- _EXERCISE INSTRUCTIONS_
In the entries below, identify every line with the string "University" and copy it.

- _RECORD EXTRACTS_
######
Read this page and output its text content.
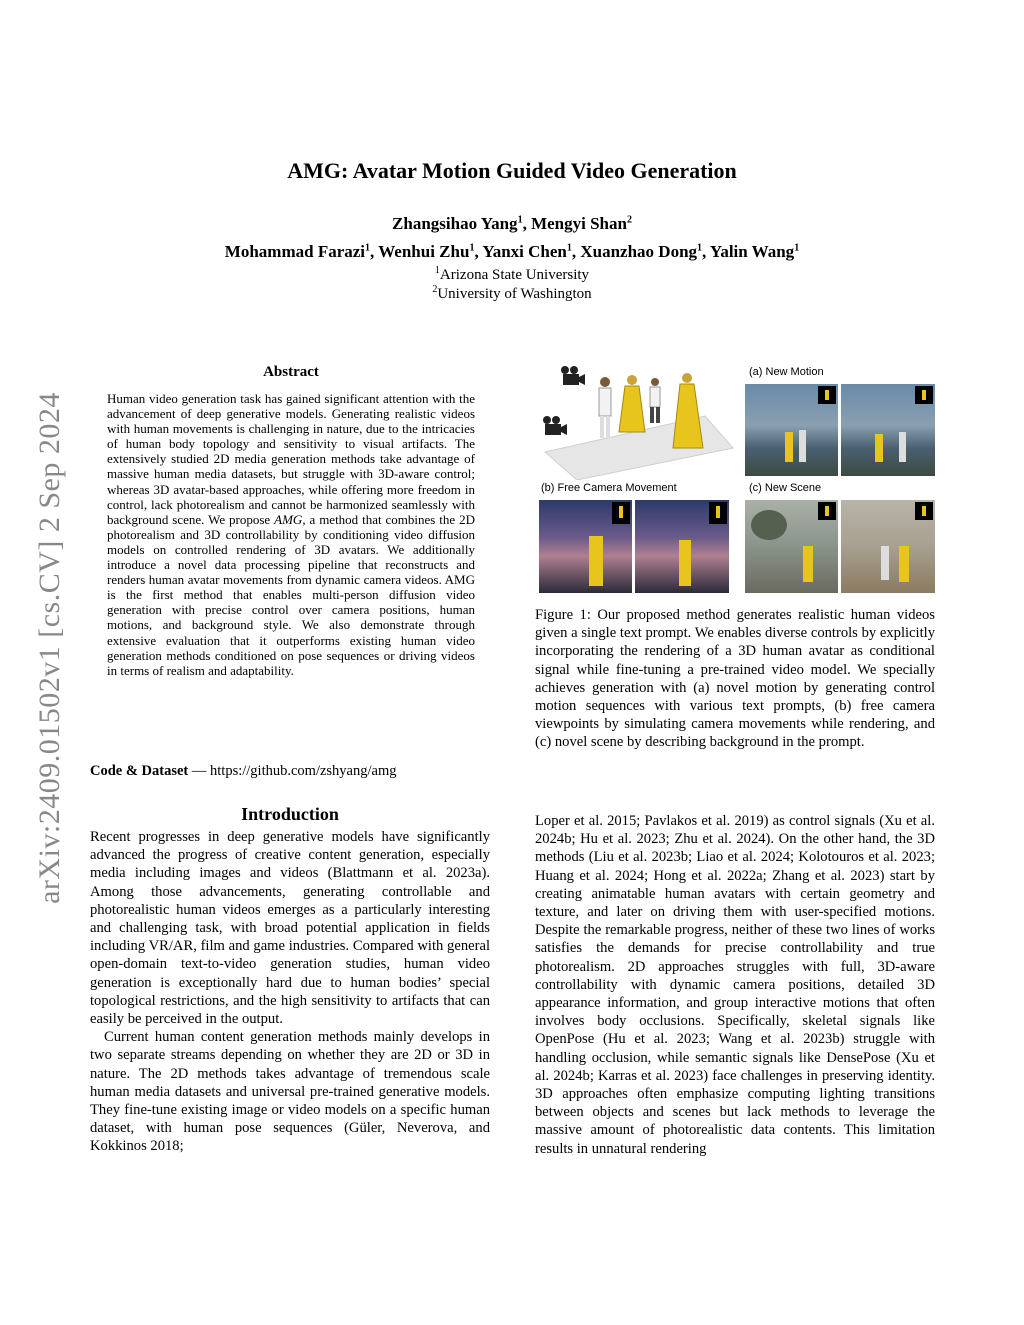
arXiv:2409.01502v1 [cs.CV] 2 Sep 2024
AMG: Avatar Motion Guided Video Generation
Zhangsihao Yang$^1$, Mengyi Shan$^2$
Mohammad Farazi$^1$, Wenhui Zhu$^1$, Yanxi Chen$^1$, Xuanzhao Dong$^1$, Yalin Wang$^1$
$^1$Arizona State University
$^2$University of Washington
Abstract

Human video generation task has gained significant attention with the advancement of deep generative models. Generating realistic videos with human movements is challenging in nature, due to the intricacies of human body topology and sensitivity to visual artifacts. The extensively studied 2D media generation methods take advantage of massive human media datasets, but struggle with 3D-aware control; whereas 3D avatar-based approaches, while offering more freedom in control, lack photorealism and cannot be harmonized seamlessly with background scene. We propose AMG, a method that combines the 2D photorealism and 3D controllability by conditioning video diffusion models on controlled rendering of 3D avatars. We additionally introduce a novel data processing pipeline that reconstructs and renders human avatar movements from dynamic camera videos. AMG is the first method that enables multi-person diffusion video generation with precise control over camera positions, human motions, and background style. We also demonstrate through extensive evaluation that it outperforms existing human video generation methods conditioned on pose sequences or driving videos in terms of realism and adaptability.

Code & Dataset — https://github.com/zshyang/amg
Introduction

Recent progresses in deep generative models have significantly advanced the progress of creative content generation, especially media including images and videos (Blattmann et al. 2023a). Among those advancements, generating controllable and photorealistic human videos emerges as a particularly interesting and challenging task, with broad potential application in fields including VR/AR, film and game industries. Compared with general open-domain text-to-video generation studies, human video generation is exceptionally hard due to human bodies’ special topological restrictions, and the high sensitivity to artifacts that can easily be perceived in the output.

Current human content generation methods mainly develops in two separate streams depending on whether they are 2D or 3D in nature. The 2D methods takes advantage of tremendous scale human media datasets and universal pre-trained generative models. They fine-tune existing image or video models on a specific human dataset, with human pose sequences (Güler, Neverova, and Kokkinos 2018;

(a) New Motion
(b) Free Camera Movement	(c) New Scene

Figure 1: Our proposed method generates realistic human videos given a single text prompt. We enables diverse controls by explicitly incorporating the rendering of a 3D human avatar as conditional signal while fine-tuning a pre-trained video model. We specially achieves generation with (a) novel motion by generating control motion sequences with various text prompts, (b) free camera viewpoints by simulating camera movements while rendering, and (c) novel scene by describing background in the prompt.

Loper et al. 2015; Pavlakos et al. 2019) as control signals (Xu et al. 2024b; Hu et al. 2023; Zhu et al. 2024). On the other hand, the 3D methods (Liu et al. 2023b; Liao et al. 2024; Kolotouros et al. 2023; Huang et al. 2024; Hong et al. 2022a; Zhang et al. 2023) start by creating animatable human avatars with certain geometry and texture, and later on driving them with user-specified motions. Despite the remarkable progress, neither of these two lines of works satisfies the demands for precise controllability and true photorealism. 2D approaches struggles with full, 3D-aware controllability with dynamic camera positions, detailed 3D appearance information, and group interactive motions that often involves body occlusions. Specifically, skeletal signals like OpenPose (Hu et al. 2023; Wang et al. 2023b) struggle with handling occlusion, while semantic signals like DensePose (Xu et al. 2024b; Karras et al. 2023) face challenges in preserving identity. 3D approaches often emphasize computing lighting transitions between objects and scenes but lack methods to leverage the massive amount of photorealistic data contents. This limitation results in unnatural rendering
######
- _EXPECTED ANSWER_
$^1$Arizona State University
$^2$University of Washington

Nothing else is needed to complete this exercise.